● WORK TO DO: Gather every line of the entries that includes the word "Vegamot".

● Records from a data source:
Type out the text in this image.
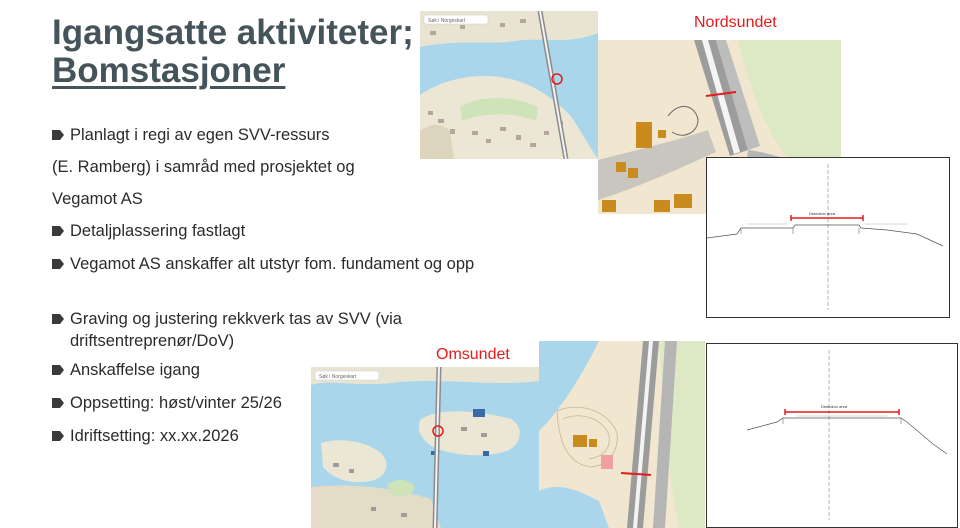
Igangsatte aktiviteter;
Bomstasjoner
Planlagt i regi av egen SVV-ressurs
(E. Ramberg) i samråd med prosjektet og
Vegamot AS
Detaljplassering fastlagt
Vegamot AS anskaffer alt utstyr fom. fundament og opp
Graving og justering rekkverk tas av SVV (via driftsentreprenør/DoV)
Anskaffelse igang
Oppsetting: høst/vinter 25/26
Idriftsetting: xx.xx.2026
Nordsundet
Omsundet
Søk i Norgeskart
Detection area
Søk i Norgeskart
Detection area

● THE COMPLETED TASK:
Vegamot AS
Vegamot AS anskaffer alt utstyr fom. fundament og opp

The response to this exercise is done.